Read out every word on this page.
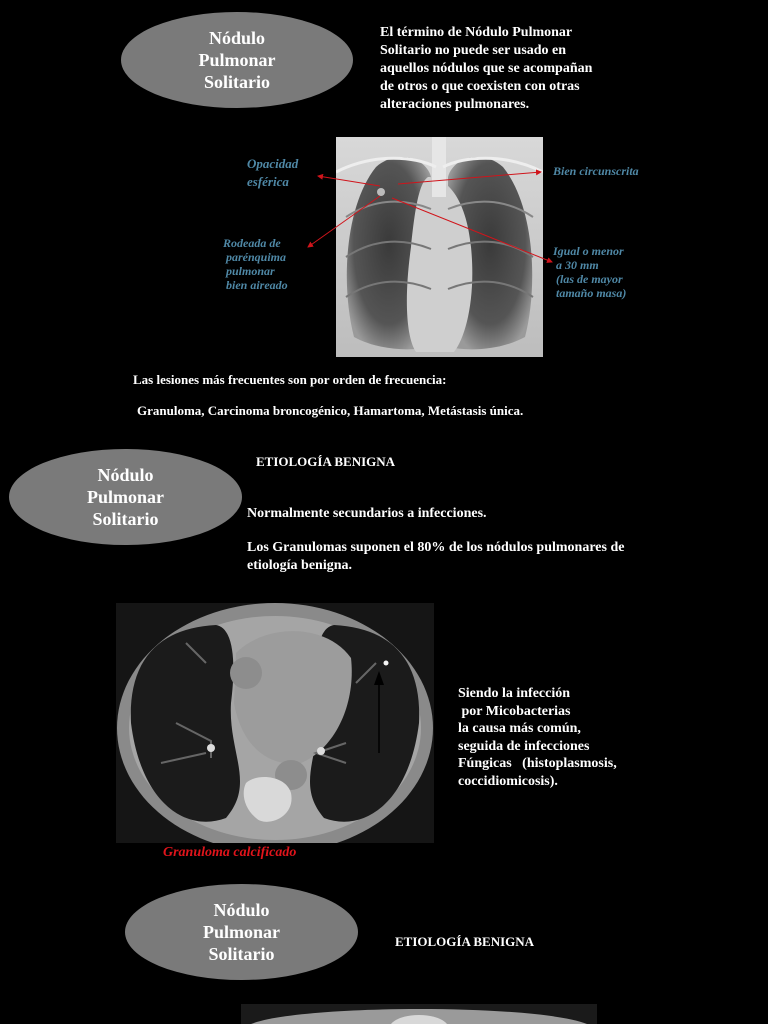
Nódulo
Pulmonar
Solitario
El término de Nódulo Pulmonar
Solitario no puede ser usado en
aquellos nódulos que se acompañan
de otros o que coexisten con otras
alteraciones pulmonares.
Opacidad
esférica
Rodeada de
parénquima
pulmonar
bien aireado
Bien circunscrita
Igual o menor
a 30 mm
(las de mayor
tamaño masa)
Las lesiones más frecuentes son por orden de frecuencia:
Granuloma, Carcinoma broncogénico, Hamartoma, Metástasis única.
Nódulo
Pulmonar
Solitario
ETIOLOGÍA BENIGNA
Normalmente secundarios a infecciones.
Los Granulomas suponen el 80% de los nódulos pulmonares de
etiología benigna.
Siendo la infección
por Micobacterias
la causa más común,
seguida de infecciones
Fúngicas   (histoplasmosis,
coccidiomicosis).
Granuloma calcificado
Nódulo
Pulmonar
Solitario
ETIOLOGÍA BENIGNA
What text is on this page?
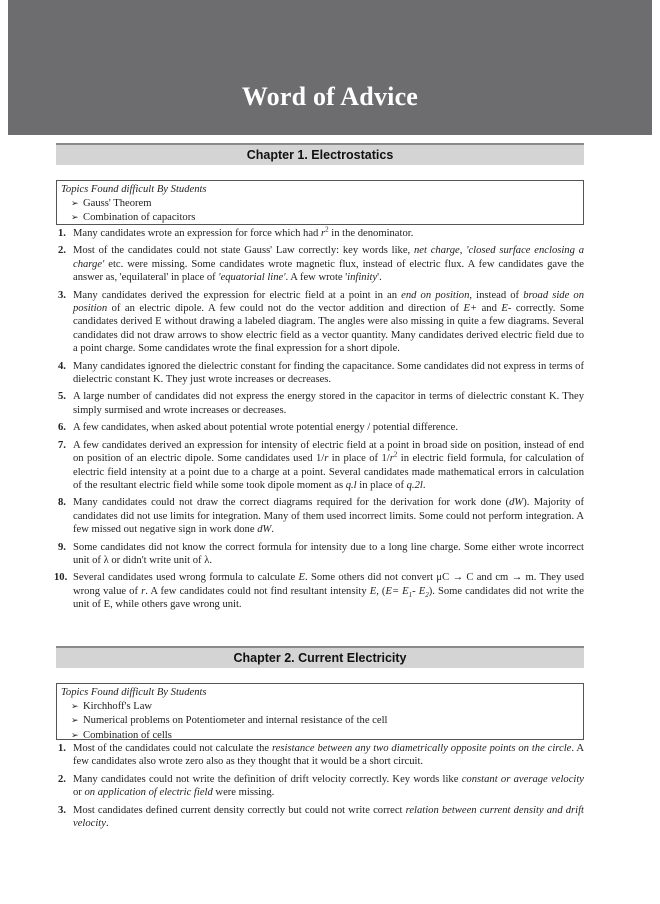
Word of Advice
Chapter 1. Electrostatics
Topics Found difficult By Students
➢ Gauss' Theorem
➢ Combination of capacitors
1. Many candidates wrote an expression for force which had $r^2$ in the denominator.
2. Most of the candidates could not state Gauss' Law correctly: key words like, net charge, 'closed surface enclosing a charge' etc. were missing. Some candidates wrote magnetic flux, instead of electric flux. A few candidates gave the answer as, 'equilateral' in place of 'equatorial line'. A few wrote 'infinity'.
3. Many candidates derived the expression for electric field at a point in an end on position, instead of broad side on position of an electric dipole. A few could not do the vector addition and direction of E+ and E- correctly. Some candidates derived E without drawing a labeled diagram. The angles were also missing in quite a few diagrams. Several candidates did not draw arrows to show electric field as a vector quantity. Many candidates derived electric field due to a point charge. Some candidates wrote the final expression for a short dipole.
4. Many candidates ignored the dielectric constant for finding the capacitance. Some candidates did not express in terms of dielectric constant K. They just wrote increases or decreases.
5. A large number of candidates did not express the energy stored in the capacitor in terms of dielectric constant K. They simply surmised and wrote increases or decreases.
6. A few candidates, when asked about potential wrote potential energy / potential difference.
7. A few candidates derived an expression for intensity of electric field at a point in broad side on position, instead of end on position of an electric dipole. Some candidates used 1/r in place of $1/r^2$ in electric field formula, for calculation of electric field intensity at a point due to a charge at a point. Several candidates made mathematical errors in calculation of the resultant electric field while some took dipole moment as q.l in place of q.2l.
8. Many candidates could not draw the correct diagrams required for the derivation for work done (dW). Majority of candidates did not use limits for integration. Many of them used incorrect limits. Some could not perform integration. A few missed out negative sign in work done dW.
9. Some candidates did not know the correct formula for intensity due to a long line charge. Some either wrote incorrect unit of λ or didn't write unit of λ.
10. Several candidates used wrong formula to calculate E. Some others did not convert μC → C and cm → m. They used wrong value of r. A few candidates could not find resultant intensity E, ($E= E_1-$ $E_2$). Some candidates did not write the unit of E, while others gave wrong unit.
Chapter 2. Current Electricity
Topics Found difficult By Students
➢ Kirchhoff's Law
➢ Numerical problems on Potentiometer and internal resistance of the cell
➢ Combination of cells
1. Most of the candidates could not calculate the resistance between any two diametrically opposite points on the circle. A few candidates also wrote zero also as they thought that it would be a short circuit.
2. Many candidates could not write the definition of drift velocity correctly. Key words like constant or average velocity or on application of electric field were missing.
3. Most candidates defined current density correctly but could not write correct relation between current density and drift velocity.
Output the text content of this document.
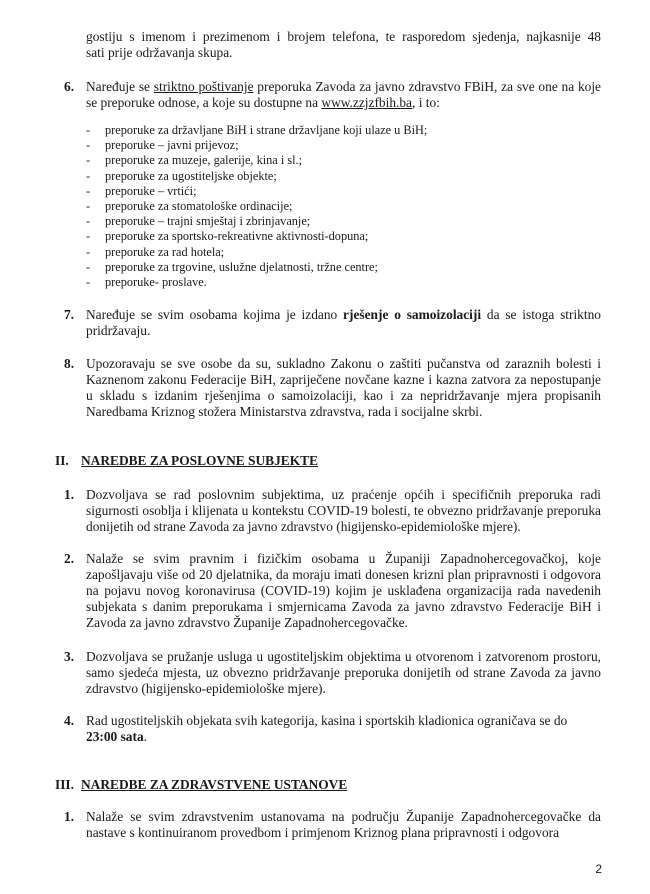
gostiju s imenom i prezimenom i brojem telefona, te rasporedom sjedenja, najkasnije 48
sati prije održavanja skupa.
6. Naređuje se striktno poštivanje preporuka Zavoda za javno zdravstvo FBiH, za sve one na koje se preporuke odnose, a koje su dostupne na www.zzjzfbih.ba, i to:
- preporuke za državljane BiH i strane državljane koji ulaze u BiH;
- preporuke – javni prijevoz;
- preporuke za muzeje, galerije, kina i sl.;
- preporuke za ugostiteljske objekte;
- preporuke – vrtići;
- preporuke za stomatološke ordinacije;
- preporuke – trajni smještaj i zbrinjavanje;
- preporuke za sportsko-rekreativne aktivnosti-dopuna;
- preporuke za rad hotela;
- preporuke za trgovine, uslužne djelatnosti, tržne centre;
- preporuke- proslave.
7. Naređuje se svim osobama kojima je izdano rješenje o samoizolaciji da se istoga striktno pridržavaju.
8. Upozoravaju se sve osobe da su, sukladno Zakonu o zaštiti pučanstva od zaraznih bolesti i Kaznenom zakonu Federacije BiH, zapriječene novčane kazne i kazna zatvora za nepostupanje u skladu s izdanim rješenjima o samoizolaciji, kao i za nepridržavanje mjera propisanih Naredbama Kriznog stožera Ministarstva zdravstva, rada i socijalne skrbi.
II. NAREDBE ZA POSLOVNE SUBJEKTE
1. Dozvoljava se rad poslovnim subjektima, uz praćenje općih i specifičnih preporuka radi sigurnosti osoblja i klijenata u kontekstu COVID-19 bolesti, te obvezno pridržavanje preporuka donijetih od strane Zavoda za javno zdravstvo (higijensko-epidemiološke mjere).
2. Nalaže se svim pravnim i fizičkim osobama u Županiji Zapadnohercegovačkoj, koje zapošljavaju više od 20 djelatnika, da moraju imati donesen krizni plan pripravnosti i odgovora na pojavu novog koronavirusa (COVID-19) kojim je usklađena organizacija rada navedenih subjekata s danim preporukama i smjernicama Zavoda za javno zdravstvo Federacije BiH i Zavoda za javno zdravstvo Županije Zapadnohercegovačke.
3. Dozvoljava se pružanje usluga u ugostiteljskim objektima u otvorenom i zatvorenom prostoru, samo sjedeća mjesta, uz obvezno pridržavanje preporuka donijetih od strane Zavoda za javno zdravstvo (higijensko-epidemiološke mjere).
4. Rad ugostiteljskih objekata svih kategorija, kasina i sportskih kladionica ograničava se do
23:00 sata.
III. NAREDBE ZA ZDRAVSTVENE USTANOVE
1. Nalaže se svim zdravstvenim ustanovama na području Županije Zapadnohercegovačke da nastave s kontinuiranom provedbom i primjenom Kriznog plana pripravnosti i odgovora
2
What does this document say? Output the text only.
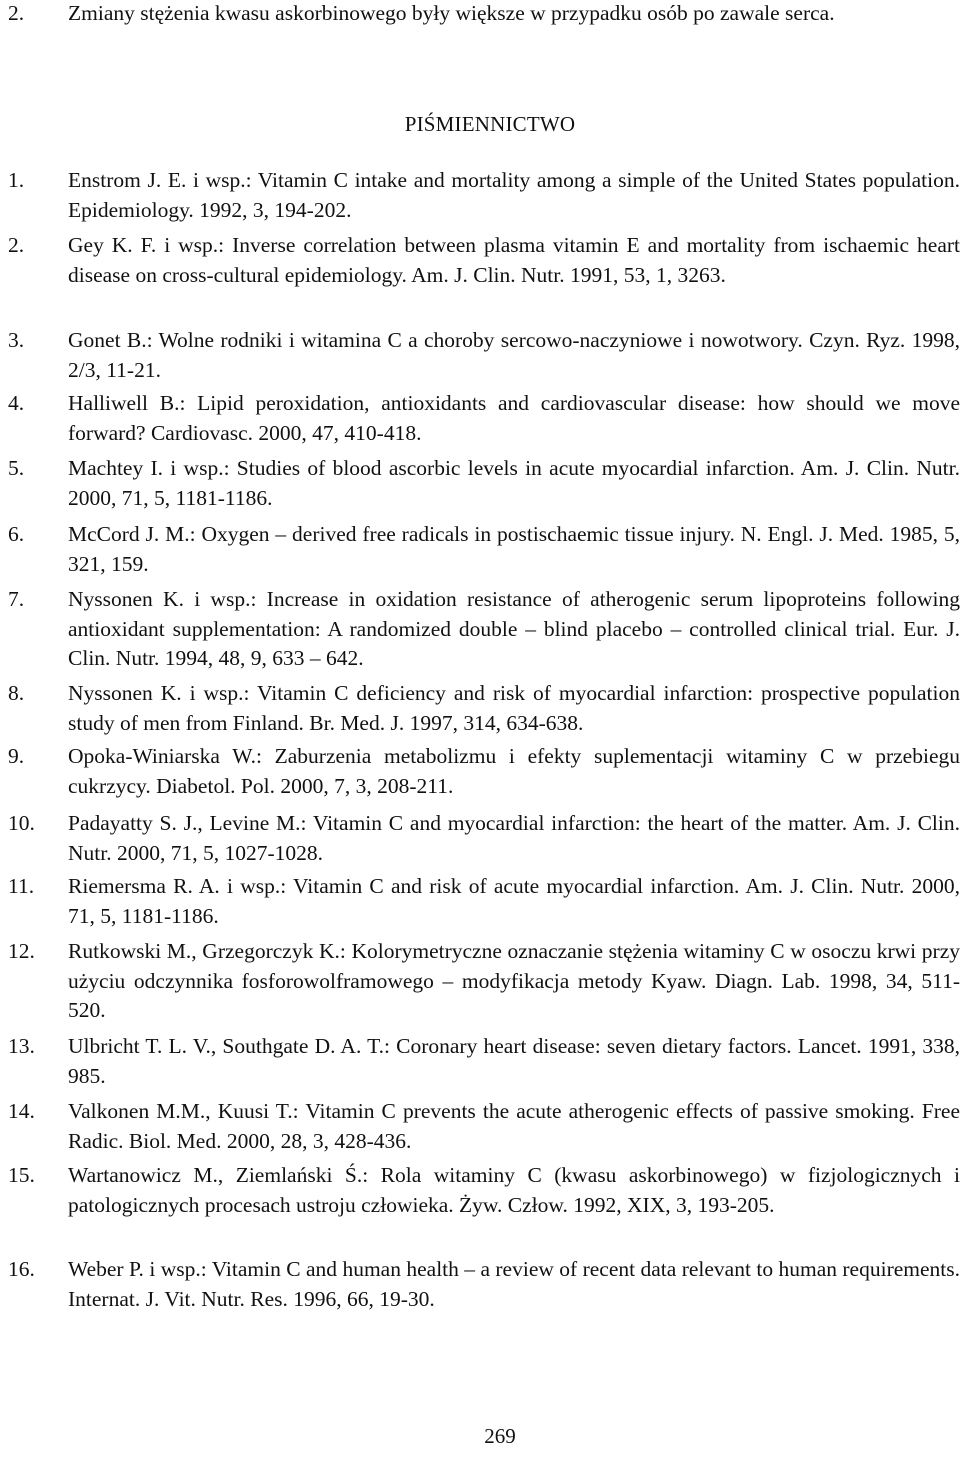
2.	Zmiany stężenia kwasu askorbinowego były większe w przypadku osób po zawale serca.
PIŚMIENNICTWO
1.	Enstrom J. E. i wsp.: Vitamin C intake and mortality among a simple of the United States population. Epidemiology. 1992, 3, 194-202.
2.	Gey K. F. i wsp.: Inverse correlation between plasma vitamin E and mortality from ischaemic heart disease on cross-cultural epidemiology. Am. J. Clin. Nutr. 1991, 53, 1, 3263.
3.	Gonet B.: Wolne rodniki i witamina C a choroby sercowo-naczyniowe i nowotwory. Czyn. Ryz. 1998, 2/3, 11-21.
4.	Halliwell B.: Lipid peroxidation, antioxidants and cardiovascular disease: how should we move forward? Cardiovasc. 2000, 47, 410-418.
5.	Machtey I. i wsp.: Studies of blood ascorbic levels in acute myocardial infarction. Am. J. Clin. Nutr. 2000, 71, 5, 1181-1186.
6.	McCord J. M.: Oxygen – derived free radicals in postischaemic tissue injury. N. Engl. J. Med. 1985, 5, 321, 159.
7.	Nyssonen K. i wsp.: Increase in oxidation resistance of atherogenic serum lipoproteins following antioxidant supplementation: A randomized double – blind placebo – controlled clinical trial. Eur. J. Clin. Nutr. 1994, 48, 9, 633 – 642.
8.	Nyssonen K. i wsp.: Vitamin C deficiency and risk of myocardial infarction: prospective population study of men from Finland. Br. Med. J. 1997, 314, 634-638.
9.	Opoka-Winiarska W.: Zaburzenia metabolizmu i efekty suplementacji witaminy C w przebiegu cukrzycy. Diabetol. Pol. 2000, 7, 3, 208-211.
10.	Padayatty S. J., Levine M.: Vitamin C and myocardial infarction: the heart of the matter. Am. J. Clin. Nutr. 2000, 71, 5, 1027-1028.
11.	Riemersma R. A. i wsp.: Vitamin C and risk of acute myocardial infarction. Am. J. Clin. Nutr. 2000, 71, 5, 1181-1186.
12.	Rutkowski M., Grzegorczyk K.: Kolorymetryczne oznaczanie stężenia witaminy C w osoczu krwi przy użyciu odczynnika fosforowolframowego – modyfikacja metody Kyaw. Diagn. Lab. 1998, 34, 511-520.
13.	Ulbricht T. L. V., Southgate D. A. T.: Coronary heart disease: seven dietary factors. Lancet. 1991, 338, 985.
14.	Valkonen M.M., Kuusi T.: Vitamin C prevents the acute atherogenic effects of passive smoking. Free Radic. Biol. Med. 2000, 28, 3, 428-436.
15.	Wartanowicz M., Ziemlański Ś.: Rola witaminy C (kwasu askorbinowego) w fizjologicznych i patologicznych procesach ustroju człowieka. Żyw. Człow. 1992, XIX, 3, 193-205.
16.	Weber P. i wsp.: Vitamin C and human health – a review of recent data relevant to human requirements. Internat. J. Vit. Nutr. Res. 1996, 66, 19-30.
269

══════════

## Work instructions
Your answer should be only the number of lines in the entries above that hold the string "bolesti".

## Output of the exercise
2